— START SOURCE DATA —
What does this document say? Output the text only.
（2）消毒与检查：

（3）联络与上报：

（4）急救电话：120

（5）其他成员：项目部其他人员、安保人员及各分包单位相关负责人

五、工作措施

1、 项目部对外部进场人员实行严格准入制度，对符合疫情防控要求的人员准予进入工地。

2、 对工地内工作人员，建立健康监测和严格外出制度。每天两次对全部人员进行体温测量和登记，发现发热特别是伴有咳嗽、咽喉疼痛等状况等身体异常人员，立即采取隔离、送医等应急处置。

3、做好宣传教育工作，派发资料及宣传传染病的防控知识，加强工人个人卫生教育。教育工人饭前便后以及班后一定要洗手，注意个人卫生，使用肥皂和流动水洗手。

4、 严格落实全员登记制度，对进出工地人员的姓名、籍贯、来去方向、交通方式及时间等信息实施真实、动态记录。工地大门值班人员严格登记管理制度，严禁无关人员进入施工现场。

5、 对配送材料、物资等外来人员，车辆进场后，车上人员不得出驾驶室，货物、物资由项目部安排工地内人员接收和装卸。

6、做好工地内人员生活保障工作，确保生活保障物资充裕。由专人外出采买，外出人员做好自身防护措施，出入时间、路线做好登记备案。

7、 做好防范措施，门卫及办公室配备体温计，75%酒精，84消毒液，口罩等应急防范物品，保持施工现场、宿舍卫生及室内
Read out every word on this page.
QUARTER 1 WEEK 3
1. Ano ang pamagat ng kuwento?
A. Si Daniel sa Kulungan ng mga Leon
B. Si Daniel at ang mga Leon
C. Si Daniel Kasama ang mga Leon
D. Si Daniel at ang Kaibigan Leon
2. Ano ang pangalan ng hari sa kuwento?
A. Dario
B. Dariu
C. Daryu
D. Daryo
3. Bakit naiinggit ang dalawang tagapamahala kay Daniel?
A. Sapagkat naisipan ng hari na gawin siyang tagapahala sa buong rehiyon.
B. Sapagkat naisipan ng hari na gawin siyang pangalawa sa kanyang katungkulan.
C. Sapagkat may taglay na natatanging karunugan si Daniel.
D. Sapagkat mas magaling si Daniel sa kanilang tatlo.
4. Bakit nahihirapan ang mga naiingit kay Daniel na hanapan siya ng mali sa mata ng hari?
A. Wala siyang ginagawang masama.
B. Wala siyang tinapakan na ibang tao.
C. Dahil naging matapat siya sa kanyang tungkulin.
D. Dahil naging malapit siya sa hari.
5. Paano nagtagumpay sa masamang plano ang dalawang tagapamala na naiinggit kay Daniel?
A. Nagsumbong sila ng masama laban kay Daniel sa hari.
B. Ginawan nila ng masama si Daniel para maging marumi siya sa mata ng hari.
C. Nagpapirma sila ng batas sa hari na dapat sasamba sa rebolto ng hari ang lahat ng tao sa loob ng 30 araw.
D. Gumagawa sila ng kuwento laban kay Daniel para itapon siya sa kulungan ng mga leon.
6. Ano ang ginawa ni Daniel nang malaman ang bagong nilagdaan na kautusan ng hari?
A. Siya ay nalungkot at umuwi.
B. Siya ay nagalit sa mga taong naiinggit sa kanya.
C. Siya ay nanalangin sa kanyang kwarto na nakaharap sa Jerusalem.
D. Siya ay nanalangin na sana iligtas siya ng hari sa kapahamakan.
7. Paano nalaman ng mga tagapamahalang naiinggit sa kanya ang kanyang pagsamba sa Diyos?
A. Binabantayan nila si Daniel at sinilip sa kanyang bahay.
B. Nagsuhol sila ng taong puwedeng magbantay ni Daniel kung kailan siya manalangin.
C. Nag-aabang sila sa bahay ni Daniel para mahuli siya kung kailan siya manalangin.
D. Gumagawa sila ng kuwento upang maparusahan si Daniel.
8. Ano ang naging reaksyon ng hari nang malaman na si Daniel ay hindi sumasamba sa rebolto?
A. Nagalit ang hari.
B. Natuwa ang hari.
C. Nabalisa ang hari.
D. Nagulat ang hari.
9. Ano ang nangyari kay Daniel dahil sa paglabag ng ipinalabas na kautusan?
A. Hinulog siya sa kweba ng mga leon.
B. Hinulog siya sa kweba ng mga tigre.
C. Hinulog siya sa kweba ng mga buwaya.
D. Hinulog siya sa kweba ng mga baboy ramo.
— END SOURCE DATA —
TASK DETAILS: From the entries above, select each line containing the string "Paano".

RESPONSE TO THE TASK:
5. Paano nagtagumpay sa masamang plano ang dalawang tagapamala na naiinggit kay Daniel?
7. Paano nalaman ng mga tagapamahalang naiinggit sa kanya ang kanyang pagsamba sa Diyos?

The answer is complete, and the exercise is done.